## Exercise goal
Without the pictures, repeat the listing character for character.

begin Dataset content

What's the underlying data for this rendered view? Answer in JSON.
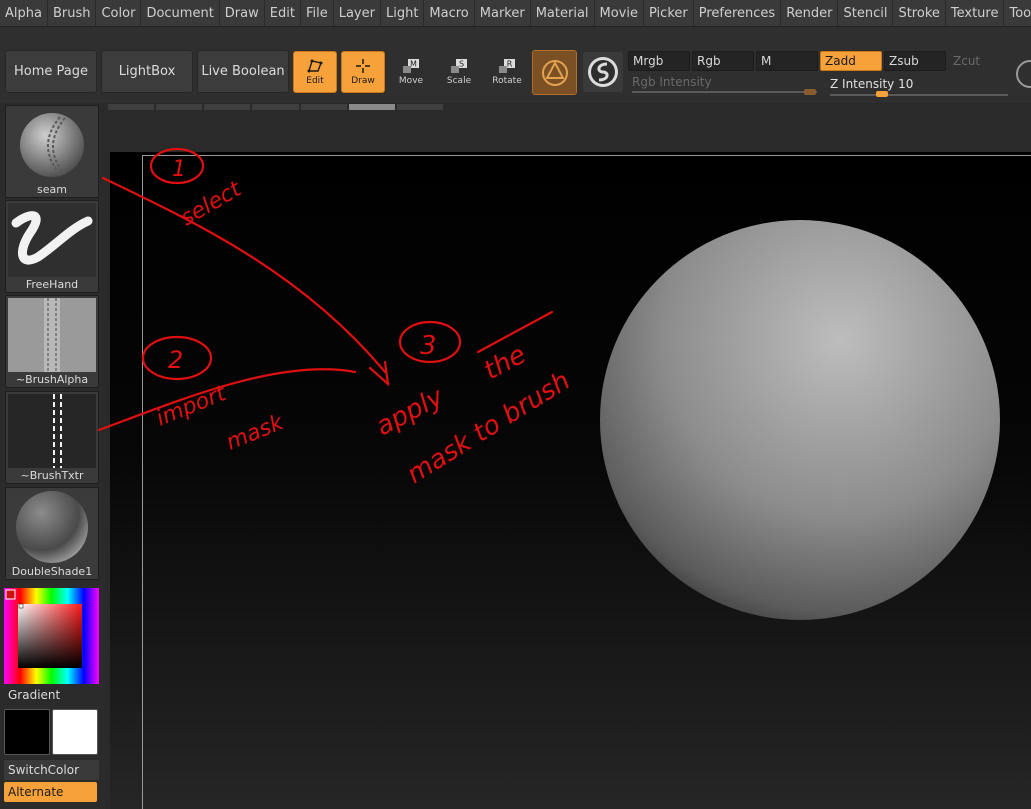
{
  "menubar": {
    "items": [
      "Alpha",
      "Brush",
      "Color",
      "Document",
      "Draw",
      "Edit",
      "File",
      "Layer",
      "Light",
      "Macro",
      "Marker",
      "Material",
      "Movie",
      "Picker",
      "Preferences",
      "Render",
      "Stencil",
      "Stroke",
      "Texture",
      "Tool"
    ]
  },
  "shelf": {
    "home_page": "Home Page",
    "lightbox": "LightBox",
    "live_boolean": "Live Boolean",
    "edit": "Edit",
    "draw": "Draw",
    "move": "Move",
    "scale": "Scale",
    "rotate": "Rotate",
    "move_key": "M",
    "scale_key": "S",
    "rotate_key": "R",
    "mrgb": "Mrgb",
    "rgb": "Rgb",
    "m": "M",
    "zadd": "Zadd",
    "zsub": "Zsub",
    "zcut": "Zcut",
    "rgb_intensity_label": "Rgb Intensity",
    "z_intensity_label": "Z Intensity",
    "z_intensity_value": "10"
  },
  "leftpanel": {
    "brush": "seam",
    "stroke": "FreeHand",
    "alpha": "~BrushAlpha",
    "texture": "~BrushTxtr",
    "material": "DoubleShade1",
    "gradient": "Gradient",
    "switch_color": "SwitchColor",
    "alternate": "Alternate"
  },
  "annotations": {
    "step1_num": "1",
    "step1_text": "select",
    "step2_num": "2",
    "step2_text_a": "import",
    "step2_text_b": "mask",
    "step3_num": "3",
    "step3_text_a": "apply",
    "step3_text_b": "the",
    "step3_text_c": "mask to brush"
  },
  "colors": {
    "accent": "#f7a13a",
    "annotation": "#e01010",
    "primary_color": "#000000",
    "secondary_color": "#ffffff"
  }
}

end Dataset content

## Task answer
What's the underlying data for this rendered view? Answer in JSON.
{
  "menubar": {
    "items": [
      "Alpha",
      "Brush",
      "Color",
      "Document",
      "Draw",
      "Edit",
      "File",
      "Layer",
      "Light",
      "Macro",
      "Marker",
      "Material",
      "Movie",
      "Picker",
      "Preferences",
      "Render",
      "Stencil",
      "Stroke",
      "Texture",
      "Tool"
    ]
  },
  "shelf": {
    "home_page": "Home Page",
    "lightbox": "LightBox",
    "live_boolean": "Live Boolean",
    "edit": "Edit",
    "draw": "Draw",
    "move": "Move",
    "scale": "Scale",
    "rotate": "Rotate",
    "move_key": "M",
    "scale_key": "S",
    "rotate_key": "R",
    "mrgb": "Mrgb",
    "rgb": "Rgb",
    "m": "M",
    "zadd": "Zadd",
    "zsub": "Zsub",
    "zcut": "Zcut",
    "rgb_intensity_label": "Rgb Intensity",
    "z_intensity_label": "Z Intensity",
    "z_intensity_value": "10"
  },
  "leftpanel": {
    "brush": "seam",
    "stroke": "FreeHand",
    "alpha": "~BrushAlpha",
    "texture": "~BrushTxtr",
    "material": "DoubleShade1",
    "gradient": "Gradient",
    "switch_color": "SwitchColor",
    "alternate": "Alternate"
  },
  "annotations": {
    "step1_num": "1",
    "step1_text": "select",
    "step2_num": "2",
    "step2_text_a": "import",
    "step2_text_b": "mask",
    "step3_num": "3",
    "step3_text_a": "apply",
    "step3_text_b": "the",
    "step3_text_c": "mask to brush"
  },
  "colors": {
    "accent": "#f7a13a",
    "annotation": "#e01010",
    "primary_color": "#000000",
    "secondary_color": "#ffffff"
  }
}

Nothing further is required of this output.